## TASK STATEMENT
The entries below should be output exactly as written.

## PROVIDED INFORMATION
--

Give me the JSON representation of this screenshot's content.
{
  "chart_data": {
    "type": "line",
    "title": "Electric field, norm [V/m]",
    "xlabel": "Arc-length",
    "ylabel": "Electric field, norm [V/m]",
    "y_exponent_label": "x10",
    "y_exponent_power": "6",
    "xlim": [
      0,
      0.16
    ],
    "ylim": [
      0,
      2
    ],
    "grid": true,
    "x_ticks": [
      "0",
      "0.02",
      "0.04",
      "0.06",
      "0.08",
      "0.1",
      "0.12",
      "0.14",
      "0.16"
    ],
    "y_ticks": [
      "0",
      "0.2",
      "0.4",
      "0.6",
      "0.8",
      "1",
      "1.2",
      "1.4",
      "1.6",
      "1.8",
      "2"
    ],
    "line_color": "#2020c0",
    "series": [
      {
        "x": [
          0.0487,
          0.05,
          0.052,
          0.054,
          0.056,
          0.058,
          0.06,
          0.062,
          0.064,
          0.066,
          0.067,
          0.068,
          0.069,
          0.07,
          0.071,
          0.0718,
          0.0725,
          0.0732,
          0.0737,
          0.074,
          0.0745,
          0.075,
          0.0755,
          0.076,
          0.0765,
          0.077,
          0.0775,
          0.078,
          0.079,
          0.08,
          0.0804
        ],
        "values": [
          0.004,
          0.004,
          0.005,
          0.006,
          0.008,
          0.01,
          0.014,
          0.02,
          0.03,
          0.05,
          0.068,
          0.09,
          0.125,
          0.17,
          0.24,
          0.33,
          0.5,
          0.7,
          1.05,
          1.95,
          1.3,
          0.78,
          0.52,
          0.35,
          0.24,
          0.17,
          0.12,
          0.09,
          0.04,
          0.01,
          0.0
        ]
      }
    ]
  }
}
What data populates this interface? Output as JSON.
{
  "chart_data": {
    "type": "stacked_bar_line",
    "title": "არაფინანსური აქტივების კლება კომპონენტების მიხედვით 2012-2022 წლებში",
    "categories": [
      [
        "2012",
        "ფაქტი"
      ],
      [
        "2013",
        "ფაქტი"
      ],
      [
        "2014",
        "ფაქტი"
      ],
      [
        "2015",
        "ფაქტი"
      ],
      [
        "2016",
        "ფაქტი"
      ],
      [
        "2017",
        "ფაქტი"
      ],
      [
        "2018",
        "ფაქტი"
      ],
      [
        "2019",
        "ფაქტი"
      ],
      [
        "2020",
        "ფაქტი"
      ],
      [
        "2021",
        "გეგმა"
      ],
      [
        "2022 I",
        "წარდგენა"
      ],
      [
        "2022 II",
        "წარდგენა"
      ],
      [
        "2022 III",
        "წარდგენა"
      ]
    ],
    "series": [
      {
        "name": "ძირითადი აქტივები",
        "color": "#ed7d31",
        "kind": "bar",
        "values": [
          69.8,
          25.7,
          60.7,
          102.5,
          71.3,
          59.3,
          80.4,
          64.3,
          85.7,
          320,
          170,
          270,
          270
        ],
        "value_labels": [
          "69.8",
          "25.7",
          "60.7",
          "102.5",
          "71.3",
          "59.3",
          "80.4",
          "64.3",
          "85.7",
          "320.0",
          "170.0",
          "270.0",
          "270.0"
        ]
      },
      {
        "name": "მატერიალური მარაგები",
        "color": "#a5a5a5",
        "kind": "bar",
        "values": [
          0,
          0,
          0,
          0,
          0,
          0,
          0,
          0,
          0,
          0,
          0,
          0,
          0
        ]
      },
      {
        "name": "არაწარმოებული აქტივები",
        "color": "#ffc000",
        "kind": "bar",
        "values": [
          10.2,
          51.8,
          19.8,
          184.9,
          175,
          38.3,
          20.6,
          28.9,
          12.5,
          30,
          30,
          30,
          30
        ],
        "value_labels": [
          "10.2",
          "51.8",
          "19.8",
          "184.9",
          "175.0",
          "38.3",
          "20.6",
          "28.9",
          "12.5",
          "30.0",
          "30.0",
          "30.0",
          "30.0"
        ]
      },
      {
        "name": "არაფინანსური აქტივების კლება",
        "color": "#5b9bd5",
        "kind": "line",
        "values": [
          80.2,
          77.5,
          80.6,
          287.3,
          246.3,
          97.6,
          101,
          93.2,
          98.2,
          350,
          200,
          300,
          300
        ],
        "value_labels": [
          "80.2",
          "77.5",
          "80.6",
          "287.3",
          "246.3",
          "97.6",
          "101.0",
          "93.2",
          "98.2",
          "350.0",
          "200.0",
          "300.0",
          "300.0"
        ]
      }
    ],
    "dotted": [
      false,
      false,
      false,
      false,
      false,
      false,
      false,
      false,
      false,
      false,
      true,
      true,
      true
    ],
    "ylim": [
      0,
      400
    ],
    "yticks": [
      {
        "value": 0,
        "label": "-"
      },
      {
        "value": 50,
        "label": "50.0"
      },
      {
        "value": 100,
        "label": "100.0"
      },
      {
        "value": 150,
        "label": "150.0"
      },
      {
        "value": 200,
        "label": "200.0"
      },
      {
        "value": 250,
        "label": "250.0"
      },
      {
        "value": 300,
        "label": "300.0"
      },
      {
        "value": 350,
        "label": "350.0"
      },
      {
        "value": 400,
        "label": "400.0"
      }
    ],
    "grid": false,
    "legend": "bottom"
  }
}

--

## EXERCISE RESULT
Give me the JSON representation of this screenshot's content.
{
  "chart_data": {
    "type": "line",
    "title": "Electric field, norm [V/m]",
    "xlabel": "Arc-length",
    "ylabel": "Electric field, norm [V/m]",
    "y_exponent_label": "x10",
    "y_exponent_power": "6",
    "xlim": [
      0,
      0.16
    ],
    "ylim": [
      0,
      2
    ],
    "grid": true,
    "x_ticks": [
      "0",
      "0.02",
      "0.04",
      "0.06",
      "0.08",
      "0.1",
      "0.12",
      "0.14",
      "0.16"
    ],
    "y_ticks": [
      "0",
      "0.2",
      "0.4",
      "0.6",
      "0.8",
      "1",
      "1.2",
      "1.4",
      "1.6",
      "1.8",
      "2"
    ],
    "line_color": "#2020c0",
    "series": [
      {
        "x": [
          0.0487,
          0.05,
          0.052,
          0.054,
          0.056,
          0.058,
          0.06,
          0.062,
          0.064,
          0.066,
          0.067,
          0.068,
          0.069,
          0.07,
          0.071,
          0.0718,
          0.0725,
          0.0732,
          0.0737,
          0.074,
          0.0745,
          0.075,
          0.0755,
          0.076,
          0.0765,
          0.077,
          0.0775,
          0.078,
          0.079,
          0.08,
          0.0804
        ],
        "values": [
          0.004,
          0.004,
          0.005,
          0.006,
          0.008,
          0.01,
          0.014,
          0.02,
          0.03,
          0.05,
          0.068,
          0.09,
          0.125,
          0.17,
          0.24,
          0.33,
          0.5,
          0.7,
          1.05,
          1.95,
          1.3,
          0.78,
          0.52,
          0.35,
          0.24,
          0.17,
          0.12,
          0.09,
          0.04,
          0.01,
          0.0
        ]
      }
    ]
  }
}
What data populates this interface? Output as JSON.
{
  "chart_data": {
    "type": "stacked_bar_line",
    "title": "არაფინანსური აქტივების კლება კომპონენტების მიხედვით 2012-2022 წლებში",
    "categories": [
      [
        "2012",
        "ფაქტი"
      ],
      [
        "2013",
        "ფაქტი"
      ],
      [
        "2014",
        "ფაქტი"
      ],
      [
        "2015",
        "ფაქტი"
      ],
      [
        "2016",
        "ფაქტი"
      ],
      [
        "2017",
        "ფაქტი"
      ],
      [
        "2018",
        "ფაქტი"
      ],
      [
        "2019",
        "ფაქტი"
      ],
      [
        "2020",
        "ფაქტი"
      ],
      [
        "2021",
        "გეგმა"
      ],
      [
        "2022 I",
        "წარდგენა"
      ],
      [
        "2022 II",
        "წარდგენა"
      ],
      [
        "2022 III",
        "წარდგენა"
      ]
    ],
    "series": [
      {
        "name": "ძირითადი აქტივები",
        "color": "#ed7d31",
        "kind": "bar",
        "values": [
          69.8,
          25.7,
          60.7,
          102.5,
          71.3,
          59.3,
          80.4,
          64.3,
          85.7,
          320,
          170,
          270,
          270
        ],
        "value_labels": [
          "69.8",
          "25.7",
          "60.7",
          "102.5",
          "71.3",
          "59.3",
          "80.4",
          "64.3",
          "85.7",
          "320.0",
          "170.0",
          "270.0",
          "270.0"
        ]
      },
      {
        "name": "მატერიალური მარაგები",
        "color": "#a5a5a5",
        "kind": "bar",
        "values": [
          0,
          0,
          0,
          0,
          0,
          0,
          0,
          0,
          0,
          0,
          0,
          0,
          0
        ]
      },
      {
        "name": "არაწარმოებული აქტივები",
        "color": "#ffc000",
        "kind": "bar",
        "values": [
          10.2,
          51.8,
          19.8,
          184.9,
          175,
          38.3,
          20.6,
          28.9,
          12.5,
          30,
          30,
          30,
          30
        ],
        "value_labels": [
          "10.2",
          "51.8",
          "19.8",
          "184.9",
          "175.0",
          "38.3",
          "20.6",
          "28.9",
          "12.5",
          "30.0",
          "30.0",
          "30.0",
          "30.0"
        ]
      },
      {
        "name": "არაფინანსური აქტივების კლება",
        "color": "#5b9bd5",
        "kind": "line",
        "values": [
          80.2,
          77.5,
          80.6,
          287.3,
          246.3,
          97.6,
          101,
          93.2,
          98.2,
          350,
          200,
          300,
          300
        ],
        "value_labels": [
          "80.2",
          "77.5",
          "80.6",
          "287.3",
          "246.3",
          "97.6",
          "101.0",
          "93.2",
          "98.2",
          "350.0",
          "200.0",
          "300.0",
          "300.0"
        ]
      }
    ],
    "dotted": [
      false,
      false,
      false,
      false,
      false,
      false,
      false,
      false,
      false,
      false,
      true,
      true,
      true
    ],
    "ylim": [
      0,
      400
    ],
    "yticks": [
      {
        "value": 0,
        "label": "-"
      },
      {
        "value": 50,
        "label": "50.0"
      },
      {
        "value": 100,
        "label": "100.0"
      },
      {
        "value": 150,
        "label": "150.0"
      },
      {
        "value": 200,
        "label": "200.0"
      },
      {
        "value": 250,
        "label": "250.0"
      },
      {
        "value": 300,
        "label": "300.0"
      },
      {
        "value": 350,
        "label": "350.0"
      },
      {
        "value": 400,
        "label": "400.0"
      }
    ],
    "grid": false,
    "legend": "bottom"
  }
}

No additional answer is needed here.